• PROBLEM DESCRIPTION:
Check each line of the data below for the word "JSON", then extract the ones that have it.

>> begin RECORDS TO PROCESS

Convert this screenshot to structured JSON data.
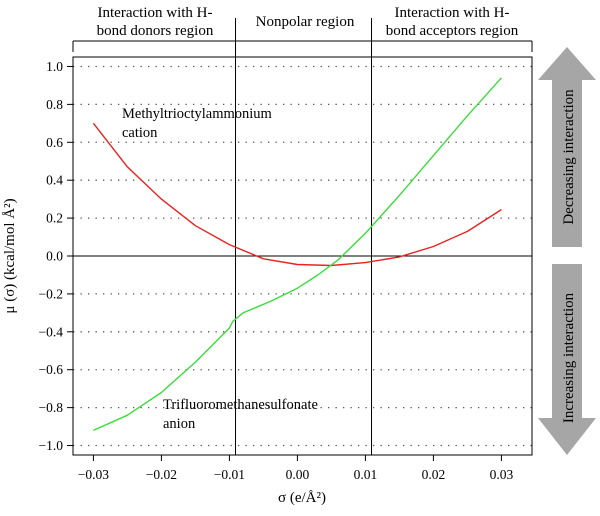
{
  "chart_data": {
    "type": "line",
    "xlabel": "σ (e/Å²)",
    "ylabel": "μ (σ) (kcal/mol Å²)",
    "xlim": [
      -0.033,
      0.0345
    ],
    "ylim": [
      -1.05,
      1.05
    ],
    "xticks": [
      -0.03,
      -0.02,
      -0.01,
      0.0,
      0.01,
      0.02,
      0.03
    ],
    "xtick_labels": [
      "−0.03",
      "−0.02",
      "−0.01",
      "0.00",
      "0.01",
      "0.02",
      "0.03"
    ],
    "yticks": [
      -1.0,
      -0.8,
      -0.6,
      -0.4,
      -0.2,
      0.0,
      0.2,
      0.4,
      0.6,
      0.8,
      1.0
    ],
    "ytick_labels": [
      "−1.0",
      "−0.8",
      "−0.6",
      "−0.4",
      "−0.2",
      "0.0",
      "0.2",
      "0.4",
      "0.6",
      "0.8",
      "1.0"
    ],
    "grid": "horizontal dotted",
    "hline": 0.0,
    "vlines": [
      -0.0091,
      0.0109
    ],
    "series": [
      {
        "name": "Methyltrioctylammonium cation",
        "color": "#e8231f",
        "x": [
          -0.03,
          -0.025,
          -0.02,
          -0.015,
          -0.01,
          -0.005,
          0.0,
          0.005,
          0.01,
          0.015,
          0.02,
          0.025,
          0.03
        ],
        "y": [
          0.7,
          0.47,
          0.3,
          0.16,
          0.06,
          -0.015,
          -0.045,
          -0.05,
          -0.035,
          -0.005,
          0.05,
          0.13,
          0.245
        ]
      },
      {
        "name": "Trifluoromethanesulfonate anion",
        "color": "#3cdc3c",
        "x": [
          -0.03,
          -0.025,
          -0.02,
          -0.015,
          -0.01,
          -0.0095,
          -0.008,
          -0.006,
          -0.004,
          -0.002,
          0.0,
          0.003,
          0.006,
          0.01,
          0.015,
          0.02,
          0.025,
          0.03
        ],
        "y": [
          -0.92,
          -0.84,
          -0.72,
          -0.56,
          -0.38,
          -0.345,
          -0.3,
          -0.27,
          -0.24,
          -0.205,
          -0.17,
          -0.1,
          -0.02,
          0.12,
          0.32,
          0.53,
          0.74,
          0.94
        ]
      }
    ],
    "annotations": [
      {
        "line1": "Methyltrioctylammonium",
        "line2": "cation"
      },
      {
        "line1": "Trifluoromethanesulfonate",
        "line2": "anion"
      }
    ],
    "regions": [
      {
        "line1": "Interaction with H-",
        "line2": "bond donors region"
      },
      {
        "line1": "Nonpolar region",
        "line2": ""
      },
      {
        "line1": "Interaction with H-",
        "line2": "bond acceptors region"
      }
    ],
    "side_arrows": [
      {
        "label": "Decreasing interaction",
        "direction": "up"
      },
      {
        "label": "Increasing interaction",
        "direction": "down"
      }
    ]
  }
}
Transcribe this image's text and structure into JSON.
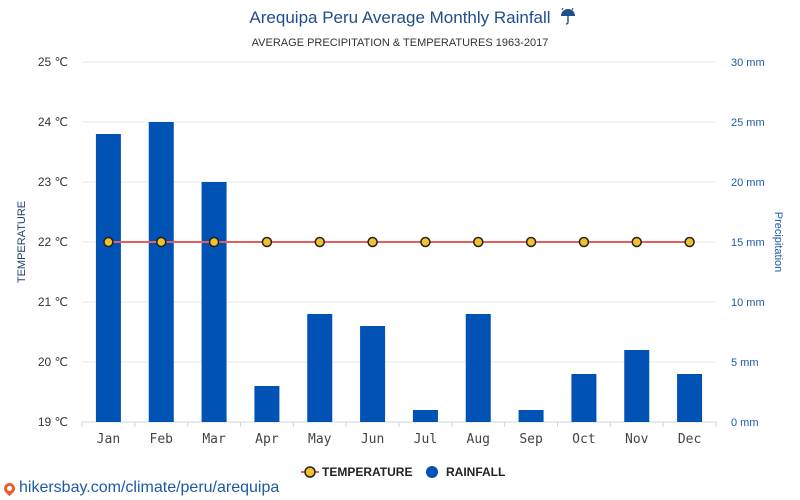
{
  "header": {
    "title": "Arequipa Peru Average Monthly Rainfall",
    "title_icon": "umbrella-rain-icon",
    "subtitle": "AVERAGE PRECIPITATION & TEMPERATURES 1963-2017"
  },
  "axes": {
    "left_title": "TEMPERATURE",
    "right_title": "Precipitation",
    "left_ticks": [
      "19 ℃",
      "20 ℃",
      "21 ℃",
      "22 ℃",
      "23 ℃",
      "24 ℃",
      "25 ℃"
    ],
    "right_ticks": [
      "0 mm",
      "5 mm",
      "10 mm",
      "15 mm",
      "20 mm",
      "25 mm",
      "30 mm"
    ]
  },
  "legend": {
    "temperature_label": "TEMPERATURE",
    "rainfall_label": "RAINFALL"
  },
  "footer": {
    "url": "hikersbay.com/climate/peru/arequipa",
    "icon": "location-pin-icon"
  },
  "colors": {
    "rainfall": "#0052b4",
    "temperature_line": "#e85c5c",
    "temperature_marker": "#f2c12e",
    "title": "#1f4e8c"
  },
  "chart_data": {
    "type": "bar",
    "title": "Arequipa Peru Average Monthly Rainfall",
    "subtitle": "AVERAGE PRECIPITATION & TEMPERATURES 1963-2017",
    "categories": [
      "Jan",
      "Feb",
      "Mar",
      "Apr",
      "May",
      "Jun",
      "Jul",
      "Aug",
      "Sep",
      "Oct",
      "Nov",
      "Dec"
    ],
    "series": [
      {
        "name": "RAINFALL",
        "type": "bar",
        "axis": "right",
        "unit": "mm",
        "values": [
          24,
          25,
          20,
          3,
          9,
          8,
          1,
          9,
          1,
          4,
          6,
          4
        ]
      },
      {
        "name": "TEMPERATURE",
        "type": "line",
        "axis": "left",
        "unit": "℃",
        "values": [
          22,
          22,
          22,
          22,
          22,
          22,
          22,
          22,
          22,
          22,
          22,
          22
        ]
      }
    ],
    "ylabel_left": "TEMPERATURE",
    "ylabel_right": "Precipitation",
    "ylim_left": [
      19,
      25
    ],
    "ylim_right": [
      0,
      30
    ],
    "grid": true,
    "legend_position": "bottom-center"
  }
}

>> end RECORDS TO PROCESS
>> begin RECORDS TO PROCESS

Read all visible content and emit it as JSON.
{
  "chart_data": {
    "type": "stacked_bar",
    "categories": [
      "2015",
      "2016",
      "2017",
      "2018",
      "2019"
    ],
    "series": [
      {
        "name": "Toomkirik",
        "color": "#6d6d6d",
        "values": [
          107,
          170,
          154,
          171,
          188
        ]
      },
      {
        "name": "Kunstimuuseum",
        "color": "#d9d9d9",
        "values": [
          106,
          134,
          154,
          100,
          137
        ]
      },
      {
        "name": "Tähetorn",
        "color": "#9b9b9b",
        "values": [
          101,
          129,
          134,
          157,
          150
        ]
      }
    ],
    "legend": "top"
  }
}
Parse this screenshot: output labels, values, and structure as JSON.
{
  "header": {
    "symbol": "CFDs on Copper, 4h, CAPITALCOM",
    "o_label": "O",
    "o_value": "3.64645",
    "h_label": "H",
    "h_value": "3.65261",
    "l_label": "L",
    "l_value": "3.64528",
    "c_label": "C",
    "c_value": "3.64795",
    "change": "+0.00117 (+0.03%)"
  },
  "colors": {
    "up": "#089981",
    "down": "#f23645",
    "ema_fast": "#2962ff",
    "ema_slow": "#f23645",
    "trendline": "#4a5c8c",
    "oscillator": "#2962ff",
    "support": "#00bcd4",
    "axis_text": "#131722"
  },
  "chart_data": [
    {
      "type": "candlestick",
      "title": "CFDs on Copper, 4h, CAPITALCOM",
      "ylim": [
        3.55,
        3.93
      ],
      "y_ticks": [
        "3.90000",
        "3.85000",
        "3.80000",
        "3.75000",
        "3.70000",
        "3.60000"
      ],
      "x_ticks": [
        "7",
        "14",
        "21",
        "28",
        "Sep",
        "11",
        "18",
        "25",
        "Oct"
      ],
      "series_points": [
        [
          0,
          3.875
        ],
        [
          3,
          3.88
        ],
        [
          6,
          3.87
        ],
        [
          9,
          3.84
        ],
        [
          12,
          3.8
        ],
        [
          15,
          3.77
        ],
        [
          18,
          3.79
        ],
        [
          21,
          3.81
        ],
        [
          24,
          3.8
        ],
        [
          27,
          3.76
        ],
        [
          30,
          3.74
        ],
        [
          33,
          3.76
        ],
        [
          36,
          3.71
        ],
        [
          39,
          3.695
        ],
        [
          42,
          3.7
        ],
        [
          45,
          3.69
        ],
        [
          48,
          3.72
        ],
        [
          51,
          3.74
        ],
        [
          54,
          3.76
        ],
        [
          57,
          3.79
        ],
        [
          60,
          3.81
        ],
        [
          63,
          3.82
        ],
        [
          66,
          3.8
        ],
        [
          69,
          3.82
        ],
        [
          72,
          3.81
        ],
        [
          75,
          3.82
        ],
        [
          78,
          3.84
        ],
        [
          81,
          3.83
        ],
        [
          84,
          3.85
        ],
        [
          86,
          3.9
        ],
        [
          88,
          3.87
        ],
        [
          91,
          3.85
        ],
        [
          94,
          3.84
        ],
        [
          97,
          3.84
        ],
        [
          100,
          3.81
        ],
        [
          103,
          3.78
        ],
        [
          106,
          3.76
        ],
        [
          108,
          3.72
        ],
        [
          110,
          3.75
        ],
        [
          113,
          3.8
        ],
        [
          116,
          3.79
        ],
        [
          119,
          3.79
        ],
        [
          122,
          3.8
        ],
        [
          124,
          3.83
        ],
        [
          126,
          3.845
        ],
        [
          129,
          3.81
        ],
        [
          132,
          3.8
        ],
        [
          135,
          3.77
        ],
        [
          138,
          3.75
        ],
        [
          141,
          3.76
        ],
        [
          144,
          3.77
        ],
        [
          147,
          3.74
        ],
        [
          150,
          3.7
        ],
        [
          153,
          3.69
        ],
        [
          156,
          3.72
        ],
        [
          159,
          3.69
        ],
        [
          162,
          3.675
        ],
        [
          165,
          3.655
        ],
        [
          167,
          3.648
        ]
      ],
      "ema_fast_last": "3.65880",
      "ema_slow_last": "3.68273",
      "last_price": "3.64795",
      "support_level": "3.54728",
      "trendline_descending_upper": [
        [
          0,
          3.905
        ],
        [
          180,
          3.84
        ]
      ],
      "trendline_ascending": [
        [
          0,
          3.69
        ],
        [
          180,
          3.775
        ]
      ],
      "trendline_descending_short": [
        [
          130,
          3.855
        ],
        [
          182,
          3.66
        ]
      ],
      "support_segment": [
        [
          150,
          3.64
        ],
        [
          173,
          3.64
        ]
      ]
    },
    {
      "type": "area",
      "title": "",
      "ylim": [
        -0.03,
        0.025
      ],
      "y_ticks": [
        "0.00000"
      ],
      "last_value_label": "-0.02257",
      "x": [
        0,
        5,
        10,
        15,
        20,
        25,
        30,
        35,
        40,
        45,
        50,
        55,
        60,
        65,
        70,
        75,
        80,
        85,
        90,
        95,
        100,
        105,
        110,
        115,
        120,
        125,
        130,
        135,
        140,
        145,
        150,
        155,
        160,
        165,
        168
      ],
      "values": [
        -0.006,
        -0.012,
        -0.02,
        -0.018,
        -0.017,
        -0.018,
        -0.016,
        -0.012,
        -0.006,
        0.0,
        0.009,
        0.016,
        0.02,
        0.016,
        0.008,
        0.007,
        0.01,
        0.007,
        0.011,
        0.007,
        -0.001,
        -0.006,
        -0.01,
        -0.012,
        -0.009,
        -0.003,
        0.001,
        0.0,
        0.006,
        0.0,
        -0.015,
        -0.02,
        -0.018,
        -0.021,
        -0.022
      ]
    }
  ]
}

>> end RECORDS TO PROCESS

• OUTPUT:
Convert this screenshot to structured JSON data.
Transcribe this image's text and structure into JSON.
Read all visible content and emit it as JSON.
Parse this screenshot: output labels, values, and structure as JSON.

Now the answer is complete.